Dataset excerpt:

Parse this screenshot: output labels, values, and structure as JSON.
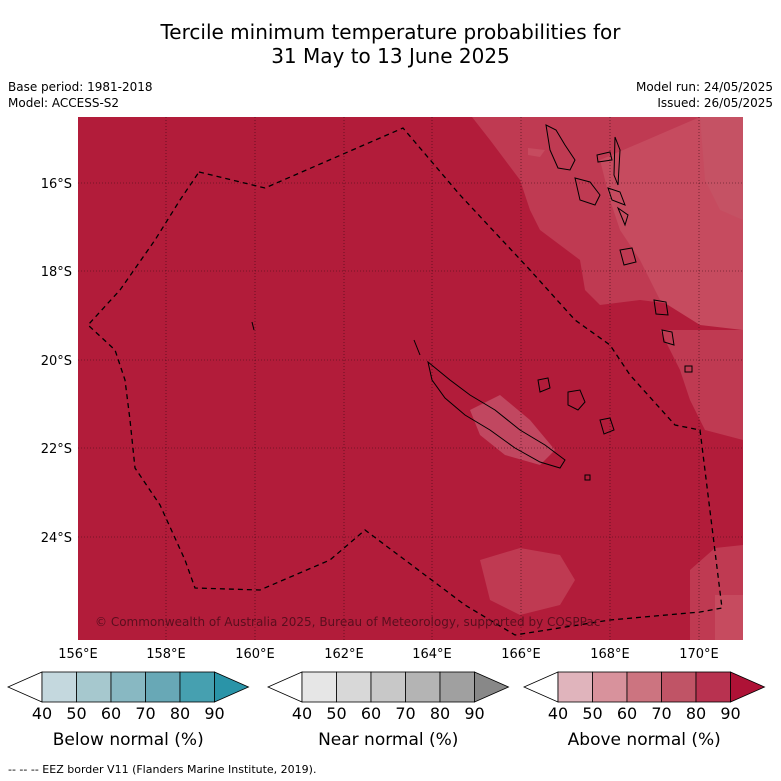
{
  "title_line1": "Tercile minimum temperature probabilities for",
  "title_line2": "31 May to 13 June 2025",
  "base_period": "Base period: 1981-2018",
  "model": "Model: ACCESS-S2",
  "model_run": "Model run: 24/05/2025",
  "issued": "Issued: 26/05/2025",
  "map": {
    "lat_labels": [
      "16°S",
      "18°S",
      "20°S",
      "22°S",
      "24°S"
    ],
    "lon_labels": [
      "156°E",
      "158°E",
      "160°E",
      "162°E",
      "164°E",
      "166°E",
      "168°E",
      "170°E"
    ],
    "copyright": "© Commonwealth of Australia 2025, Bureau of Meteorology, supported by COSPPac",
    "fill_color": "#b21c3a"
  },
  "colorbars": [
    {
      "label": "Below normal (%)",
      "ticks": [
        "40",
        "50",
        "60",
        "70",
        "80",
        "90"
      ],
      "colors": [
        "#ffffff",
        "#c4d8de",
        "#a6c8ce",
        "#88b8c2",
        "#68a8b6",
        "#46a0b0",
        "#2a94a8"
      ]
    },
    {
      "label": "Near normal (%)",
      "ticks": [
        "40",
        "50",
        "60",
        "70",
        "80",
        "90"
      ],
      "colors": [
        "#ffffff",
        "#e6e6e6",
        "#d8d8d8",
        "#c8c8c8",
        "#b4b4b4",
        "#a0a0a0",
        "#888888"
      ]
    },
    {
      "label": "Above normal (%)",
      "ticks": [
        "40",
        "50",
        "60",
        "70",
        "80",
        "90"
      ],
      "colors": [
        "#ffffff",
        "#e0b4bc",
        "#d8929c",
        "#cc7480",
        "#c05466",
        "#b83250",
        "#ae1236"
      ]
    }
  ],
  "footer": "--  --  -- EEZ border V11 (Flanders Marine Institute, 2019)."
}
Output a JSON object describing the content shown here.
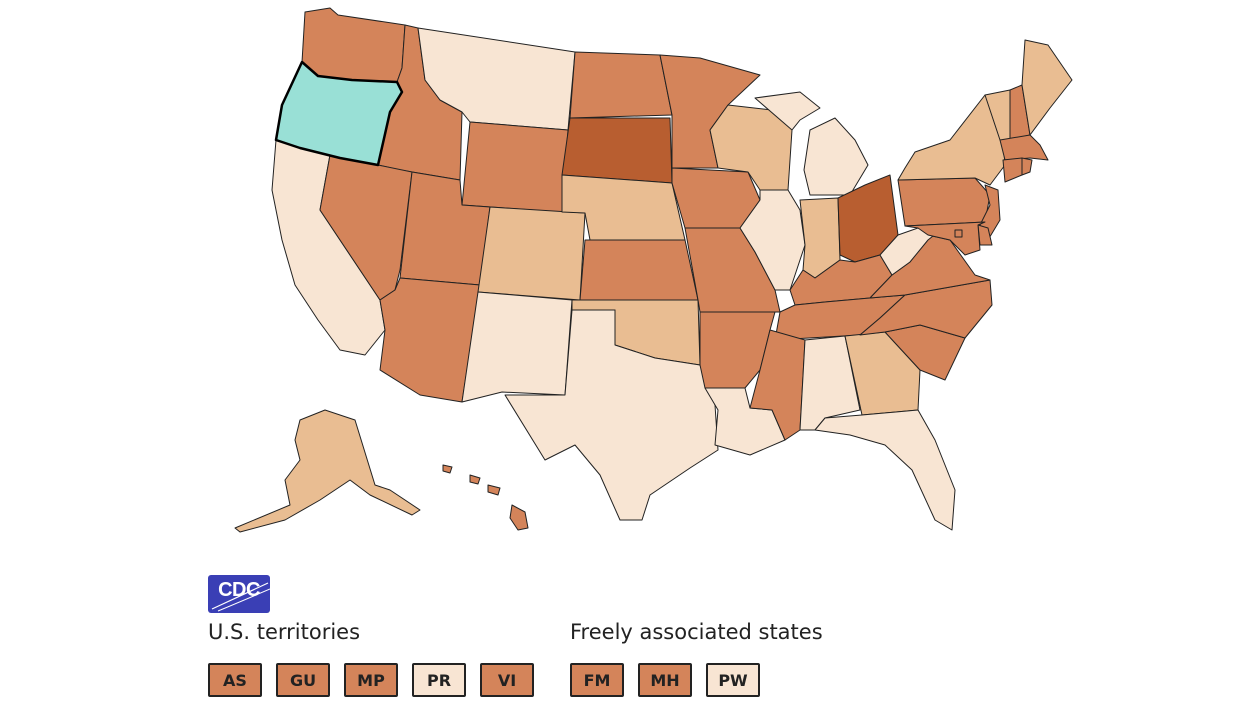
{
  "colors": {
    "level_1": "#f8e5d3",
    "level_2": "#e9bd92",
    "level_3": "#d4845a",
    "level_4": "#b85e30",
    "selected": "#99e0d6"
  },
  "selected_state": "OR",
  "states": {
    "WA": 3,
    "OR": "selected",
    "CA": 1,
    "ID": 3,
    "NV": 3,
    "MT": 1,
    "WY": 3,
    "UT": 3,
    "AZ": 3,
    "CO": 2,
    "NM": 1,
    "ND": 3,
    "SD": 4,
    "NE": 2,
    "KS": 3,
    "OK": 2,
    "TX": 1,
    "MN": 3,
    "IA": 3,
    "MO": 3,
    "AR": 3,
    "LA": 1,
    "WI": 2,
    "MI": 1,
    "IL": 1,
    "IN": 2,
    "OH": 4,
    "KY": 3,
    "TN": 3,
    "MS": 3,
    "AL": 1,
    "GA": 2,
    "FL": 1,
    "SC": 3,
    "NC": 3,
    "VA": 3,
    "WV": 1,
    "PA": 3,
    "NY": 2,
    "VT": 2,
    "NH": 3,
    "ME": 2,
    "MA": 3,
    "CT": 3,
    "RI": 3,
    "NJ": 3,
    "DE": 3,
    "MD": 3,
    "DC": 3,
    "AK": 2,
    "HI": 3
  },
  "logo": {
    "text": "CDC"
  },
  "territories": {
    "heading": "U.S. territories",
    "items": [
      {
        "code": "AS",
        "level": 3
      },
      {
        "code": "GU",
        "level": 3
      },
      {
        "code": "MP",
        "level": 3
      },
      {
        "code": "PR",
        "level": 1
      },
      {
        "code": "VI",
        "level": 3
      }
    ]
  },
  "freely_associated": {
    "heading": "Freely associated states",
    "items": [
      {
        "code": "FM",
        "level": 3
      },
      {
        "code": "MH",
        "level": 3
      },
      {
        "code": "PW",
        "level": 1
      }
    ]
  }
}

WORK TO BE COMPLETED. Please repeat the entries exactly. Do not include the pictures.

RESULT.
Parse this screenshot: output labels, values, and structure as JSON.
{
  "title_line1": "Tercile minimum temperature probabilities for",
  "title_line2": "31 May to 13 June 2025",
  "base_period": "Base period: 1981-2018",
  "model": "Model: ACCESS-S2",
  "model_run": "Model run: 24/05/2025",
  "issued": "Issued: 26/05/2025",
  "map": {
    "lat_labels": [
      "16°S",
      "18°S",
      "20°S",
      "22°S",
      "24°S"
    ],
    "lon_labels": [
      "156°E",
      "158°E",
      "160°E",
      "162°E",
      "164°E",
      "166°E",
      "168°E",
      "170°E"
    ],
    "copyright": "© Commonwealth of Australia 2025, Bureau of Meteorology, supported by COSPPac",
    "fill_color": "#b21c3a"
  },
  "colorbars": [
    {
      "label": "Below normal (%)",
      "ticks": [
        "40",
        "50",
        "60",
        "70",
        "80",
        "90"
      ],
      "colors": [
        "#ffffff",
        "#c4d8de",
        "#a6c8ce",
        "#88b8c2",
        "#68a8b6",
        "#46a0b0",
        "#2a94a8"
      ]
    },
    {
      "label": "Near normal (%)",
      "ticks": [
        "40",
        "50",
        "60",
        "70",
        "80",
        "90"
      ],
      "colors": [
        "#ffffff",
        "#e6e6e6",
        "#d8d8d8",
        "#c8c8c8",
        "#b4b4b4",
        "#a0a0a0",
        "#888888"
      ]
    },
    {
      "label": "Above normal (%)",
      "ticks": [
        "40",
        "50",
        "60",
        "70",
        "80",
        "90"
      ],
      "colors": [
        "#ffffff",
        "#e0b4bc",
        "#d8929c",
        "#cc7480",
        "#c05466",
        "#b83250",
        "#ae1236"
      ]
    }
  ],
  "footer": "--  --  -- EEZ border V11 (Flanders Marine Institute, 2019)."
}
Output a JSON object describing the content shown here.
{
  "colors": {
    "level_1": "#f8e5d3",
    "level_2": "#e9bd92",
    "level_3": "#d4845a",
    "level_4": "#b85e30",
    "selected": "#99e0d6"
  },
  "selected_state": "OR",
  "states": {
    "WA": 3,
    "OR": "selected",
    "CA": 1,
    "ID": 3,
    "NV": 3,
    "MT": 1,
    "WY": 3,
    "UT": 3,
    "AZ": 3,
    "CO": 2,
    "NM": 1,
    "ND": 3,
    "SD": 4,
    "NE": 2,
    "KS": 3,
    "OK": 2,
    "TX": 1,
    "MN": 3,
    "IA": 3,
    "MO": 3,
    "AR": 3,
    "LA": 1,
    "WI": 2,
    "MI": 1,
    "IL": 1,
    "IN": 2,
    "OH": 4,
    "KY": 3,
    "TN": 3,
    "MS": 3,
    "AL": 1,
    "GA": 2,
    "FL": 1,
    "SC": 3,
    "NC": 3,
    "VA": 3,
    "WV": 1,
    "PA": 3,
    "NY": 2,
    "VT": 2,
    "NH": 3,
    "ME": 2,
    "MA": 3,
    "CT": 3,
    "RI": 3,
    "NJ": 3,
    "DE": 3,
    "MD": 3,
    "DC": 3,
    "AK": 2,
    "HI": 3
  },
  "logo": {
    "text": "CDC"
  },
  "territories": {
    "heading": "U.S. territories",
    "items": [
      {
        "code": "AS",
        "level": 3
      },
      {
        "code": "GU",
        "level": 3
      },
      {
        "code": "MP",
        "level": 3
      },
      {
        "code": "PR",
        "level": 1
      },
      {
        "code": "VI",
        "level": 3
      }
    ]
  },
  "freely_associated": {
    "heading": "Freely associated states",
    "items": [
      {
        "code": "FM",
        "level": 3
      },
      {
        "code": "MH",
        "level": 3
      },
      {
        "code": "PW",
        "level": 1
      }
    ]
  }
}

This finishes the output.